- [What to produce] Continue the passage on the art project inspired by the childhood game "Sekretai," starting directly after its final sentence.
--- Text provided ---
The project's inspiration stems from the recollection of an age-old childhood game known as 'Sekretai,' roughly translated as 'Secrets,' prevalent in the Baltic countries and beyond. In the late 20th century, innocent backyard game unwittingly echoed the inclination of a constrained Soviet society to blend in, hide personal beliefs and family traditions, and live discreetly in public spaces. The notion of "secrets" aptly captures the deliberate choice of Soviet society to embrace secrecy.

The "Secrets" game encompasses a thorough process involving preparation, location selection, execution, storage, and unique communication among neighborhood children. Discovering unusual items like plants or glossy sweet wrappers, the children excavate a concealed spot, hide their valuable finds, and encase them with a glass dome. Sealed with a thin layer of soil, the glass prevents others from uncovering the secret. Maintaining the "secret" is crucial to observe the changes beneath the glass. Sharing "secrets" exclusively with close friends makes it a profound game of trust, a test of friendship, secret exchange, and vibrant communication—elements often scarce in contemporary society.
--- Record list ---
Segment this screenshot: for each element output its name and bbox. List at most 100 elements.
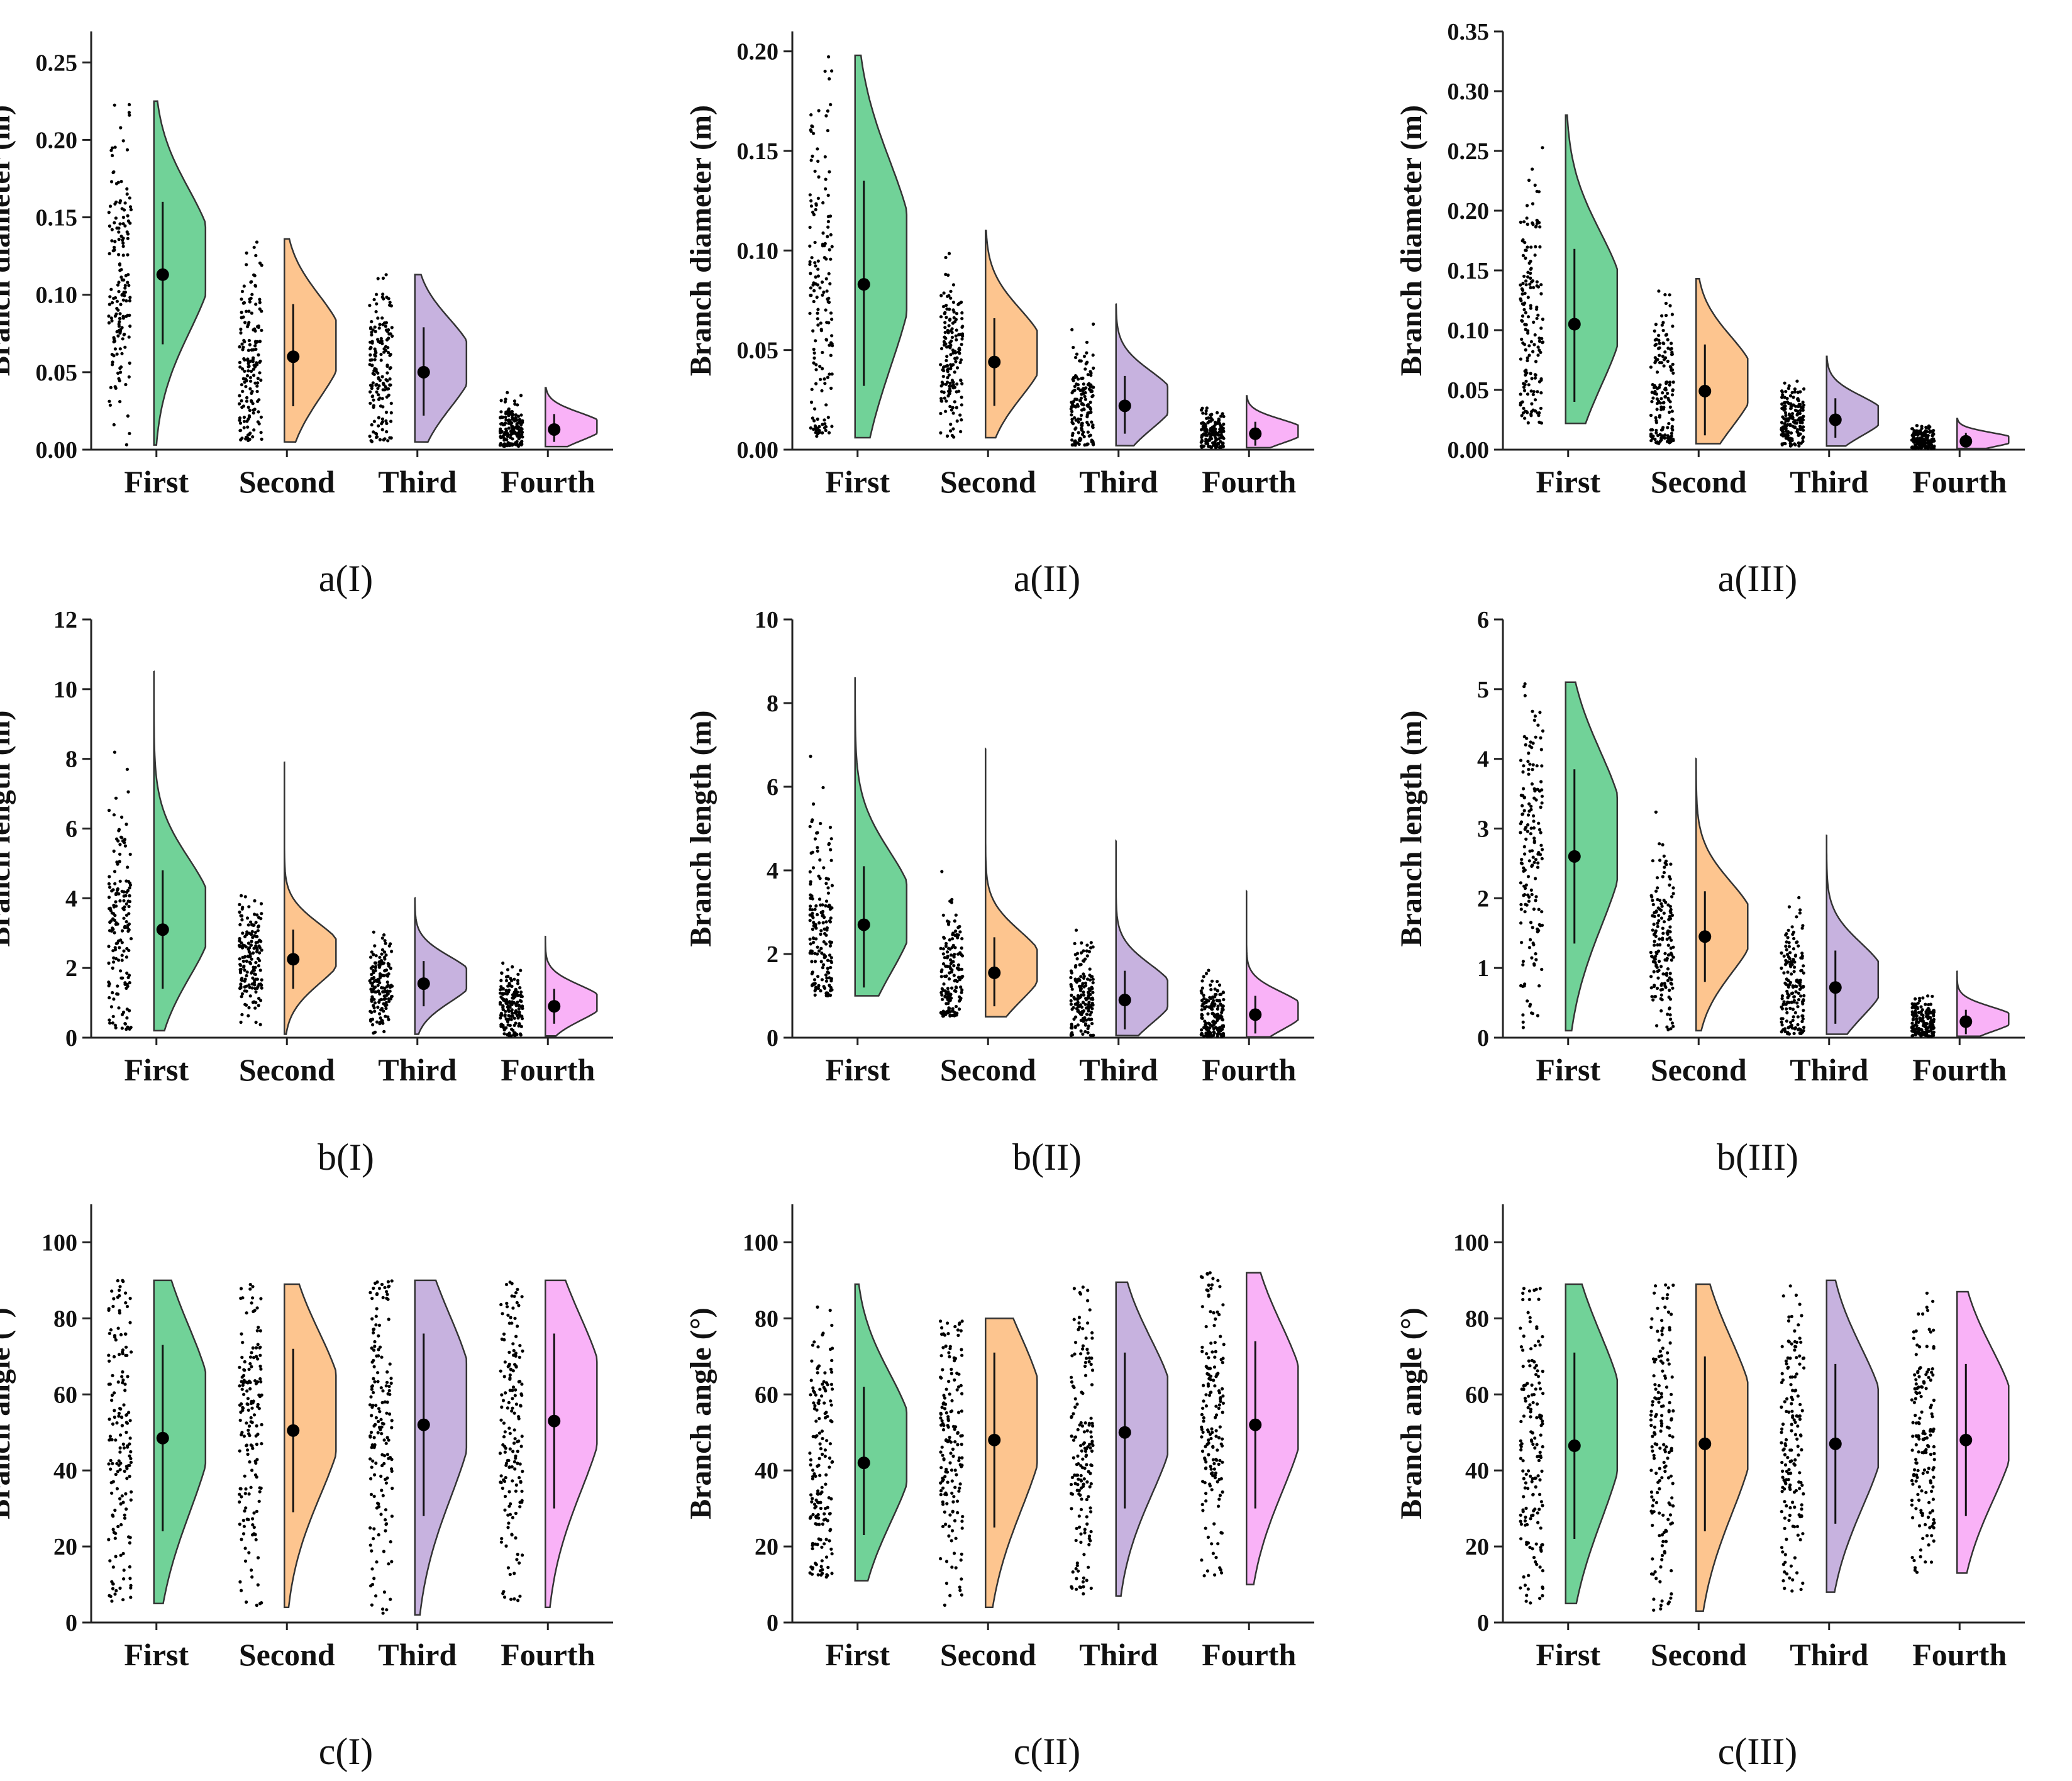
raw-point — [1522, 274, 1526, 278]
raw-point — [1073, 384, 1077, 389]
raw-point — [951, 283, 955, 287]
raw-point — [511, 1516, 515, 1519]
raw-point — [1221, 1018, 1225, 1022]
raw-point — [371, 1023, 375, 1027]
raw-point — [253, 1006, 257, 1010]
raw-point — [1666, 426, 1670, 430]
raw-point — [813, 407, 817, 411]
raw-point — [108, 1434, 112, 1438]
y-axis-label: Branch diameter (m) — [684, 105, 717, 376]
raw-point — [116, 984, 119, 988]
series-fourth: Fourth — [498, 387, 598, 499]
raw-point — [1797, 896, 1801, 899]
raw-point — [808, 262, 812, 266]
raw-point — [1200, 1014, 1204, 1018]
raw-point — [1070, 987, 1074, 991]
raw-point — [1531, 926, 1534, 929]
y-axis-label: Branch angle (°) — [0, 1307, 16, 1519]
raw-point — [809, 942, 812, 946]
raw-point — [947, 999, 951, 1003]
raw-point — [1671, 892, 1675, 896]
raw-point — [254, 1021, 258, 1024]
raw-point — [499, 1480, 502, 1484]
raw-point — [954, 1013, 958, 1016]
series-third: Third — [1069, 839, 1169, 1087]
raw-point — [390, 1514, 394, 1518]
raw-point — [949, 423, 953, 426]
raw-point — [111, 1582, 115, 1586]
raw-point — [827, 272, 831, 275]
raw-point — [946, 328, 950, 333]
raw-point — [1792, 936, 1796, 941]
raw-point — [126, 232, 130, 236]
raw-point — [1780, 1023, 1784, 1027]
raw-point — [119, 126, 123, 130]
raw-point — [943, 312, 946, 316]
series-second: Second — [939, 747, 1038, 1087]
raw-point — [499, 988, 502, 992]
raw-point — [944, 1013, 948, 1016]
raw-point — [1537, 821, 1541, 825]
raw-point — [819, 1573, 823, 1577]
raw-point — [1663, 433, 1667, 437]
raw-point — [816, 1489, 820, 1493]
raw-point — [1783, 1029, 1787, 1033]
raw-point — [1910, 438, 1914, 442]
raw-point — [1217, 1016, 1221, 1020]
mean-marker — [857, 278, 870, 291]
raw-point — [1655, 370, 1659, 374]
raw-point — [1659, 965, 1663, 968]
x-tick-label: Second — [940, 1637, 1036, 1672]
raw-point — [809, 401, 814, 404]
raw-point — [370, 333, 374, 337]
raw-point — [506, 1023, 510, 1027]
raw-point — [1668, 883, 1671, 887]
raw-point — [1792, 999, 1796, 1002]
raw-point — [958, 930, 962, 934]
raw-point — [1524, 379, 1528, 383]
raw-point — [368, 1403, 372, 1407]
raw-point — [1081, 1032, 1085, 1036]
series-second: Second — [1649, 278, 1749, 499]
raw-point — [118, 320, 121, 324]
raw-point — [120, 1494, 124, 1498]
raw-point — [951, 931, 955, 935]
raw-point — [116, 371, 120, 375]
raw-point — [511, 1479, 514, 1483]
raw-point — [248, 994, 252, 998]
raw-point — [825, 976, 829, 980]
raw-point — [504, 1462, 509, 1465]
raw-point — [1519, 831, 1522, 835]
raw-point — [242, 964, 246, 968]
raw-point — [1221, 1004, 1225, 1008]
raw-point — [383, 939, 387, 943]
violin-fourth — [545, 1279, 598, 1609]
raw-point — [372, 997, 376, 1001]
raw-point — [252, 1000, 256, 1004]
raw-point — [939, 975, 943, 979]
raw-point — [1789, 1021, 1793, 1024]
raw-point — [111, 153, 114, 157]
raw-point — [1532, 819, 1536, 823]
raw-point — [1521, 292, 1524, 296]
raw-point — [128, 1463, 131, 1467]
raw-point — [942, 340, 946, 344]
raw-point — [1802, 387, 1806, 391]
raw-point — [829, 858, 833, 862]
raw-point — [1802, 1029, 1805, 1033]
raw-point — [371, 394, 375, 398]
raw-point — [809, 882, 812, 886]
raw-point — [371, 977, 375, 980]
raw-point — [255, 913, 259, 917]
raw-point — [1218, 445, 1222, 449]
raw-point — [244, 1506, 248, 1510]
raw-point — [1657, 960, 1661, 963]
raw-point — [374, 1416, 379, 1419]
raw-point — [120, 815, 124, 819]
raw-point — [960, 988, 964, 992]
raw-point — [370, 330, 374, 334]
raw-point — [1536, 313, 1540, 317]
raw-point — [1793, 1011, 1797, 1014]
raw-point — [820, 1485, 824, 1489]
---
- [Expected answer]
Applying the same principle of the game ‘Sekretai’, I substituted flowers with people, and instead of revealing creations to a single friend, I chose to unveil them to a broader audience, to society.

In the 21st century, where technology and globalization transform daily life, behaviour, hobbies, routines, and ideologies irreversibly, this project aims to spotlight human roots and region-specific archetypes shaping individual personalities. The interpretation underscores the enduring value of childhood memories, a sense of community, trust, and friendship while addressing modern challenges such as alienation, crowd-induced loneliness, communication deficiencies in the technological age, and the loss of connection with nature and our inner selves.